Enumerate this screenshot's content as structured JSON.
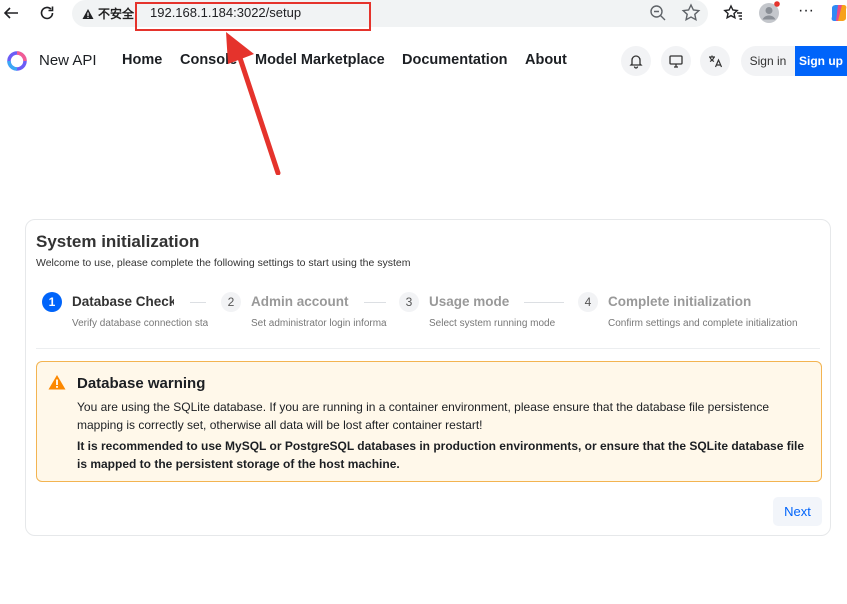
{
  "browser": {
    "insecure_label": "不安全",
    "url": "192.168.1.184:3022/setup"
  },
  "header": {
    "brand": "New API",
    "nav": [
      "Home",
      "Console",
      "Model Marketplace",
      "Documentation",
      "About"
    ],
    "sign_in": "Sign in",
    "sign_up": "Sign up"
  },
  "setup": {
    "title": "System initialization",
    "subtitle": "Welcome to use, please complete the following settings to start using the system",
    "steps": [
      {
        "num": "1",
        "title": "Database Check",
        "desc": "Verify database connection status"
      },
      {
        "num": "2",
        "title": "Admin account",
        "desc": "Set administrator login information"
      },
      {
        "num": "3",
        "title": "Usage mode",
        "desc": "Select system running mode"
      },
      {
        "num": "4",
        "title": "Complete initialization",
        "desc": "Confirm settings and complete initialization"
      }
    ],
    "warning": {
      "title": "Database warning",
      "text": "You are using the SQLite database. If you are running in a container environment, please ensure that the database file persistence mapping is correctly set, otherwise all data will be lost after container restart!",
      "strong": "It is recommended to use MySQL or PostgreSQL databases in production environments, or ensure that the SQLite database file is mapped to the persistent storage of the host machine."
    },
    "next": "Next"
  },
  "colors": {
    "primary": "#0064fa",
    "warning_border": "#f3b451",
    "warning_bg": "#fff8ea",
    "annotation_red": "#e5332c"
  }
}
================
▶ [TASK]: Set out every line from the material that contains the string "ensure".

▶ [THE RESPONSE]:
      "text": "You are using the SQLite database. If you are running in a container environment, please ensure that the database file persistence mapping is correctly set, otherwise all data will be lost after container restart!",
      "strong": "It is recommended to use MySQL or PostgreSQL databases in production environments, or ensure that the SQLite database file is mapped to the persistent storage of the host machine."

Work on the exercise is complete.